» What you are asked to do:
Reproduce the data in its entirety, exactly as supplied.

» Exercise data:
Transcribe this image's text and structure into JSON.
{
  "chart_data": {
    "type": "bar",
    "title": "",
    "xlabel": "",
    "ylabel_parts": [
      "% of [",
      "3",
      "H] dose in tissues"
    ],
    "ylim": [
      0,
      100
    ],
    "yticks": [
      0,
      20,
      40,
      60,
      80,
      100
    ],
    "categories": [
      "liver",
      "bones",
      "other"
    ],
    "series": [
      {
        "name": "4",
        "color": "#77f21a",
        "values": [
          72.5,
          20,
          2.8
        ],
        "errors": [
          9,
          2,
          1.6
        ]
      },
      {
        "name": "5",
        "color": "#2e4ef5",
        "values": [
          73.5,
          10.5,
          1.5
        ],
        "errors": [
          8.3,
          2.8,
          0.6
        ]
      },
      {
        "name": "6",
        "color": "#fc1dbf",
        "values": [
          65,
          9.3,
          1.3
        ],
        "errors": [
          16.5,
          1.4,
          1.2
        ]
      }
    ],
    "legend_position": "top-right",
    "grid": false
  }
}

» Solution for this exercise:
Transcribe this image's text and structure into JSON.
{
  "chart_data": {
    "type": "bar",
    "title": "",
    "xlabel": "",
    "ylabel_parts": [
      "% of [",
      "3",
      "H] dose in tissues"
    ],
    "ylim": [
      0,
      100
    ],
    "yticks": [
      0,
      20,
      40,
      60,
      80,
      100
    ],
    "categories": [
      "liver",
      "bones",
      "other"
    ],
    "series": [
      {
        "name": "4",
        "color": "#77f21a",
        "values": [
          72.5,
          20,
          2.8
        ],
        "errors": [
          9,
          2,
          1.6
        ]
      },
      {
        "name": "5",
        "color": "#2e4ef5",
        "values": [
          73.5,
          10.5,
          1.5
        ],
        "errors": [
          8.3,
          2.8,
          0.6
        ]
      },
      {
        "name": "6",
        "color": "#fc1dbf",
        "values": [
          65,
          9.3,
          1.3
        ],
        "errors": [
          16.5,
          1.4,
          1.2
        ]
      }
    ],
    "legend_position": "top-right",
    "grid": false
  }
}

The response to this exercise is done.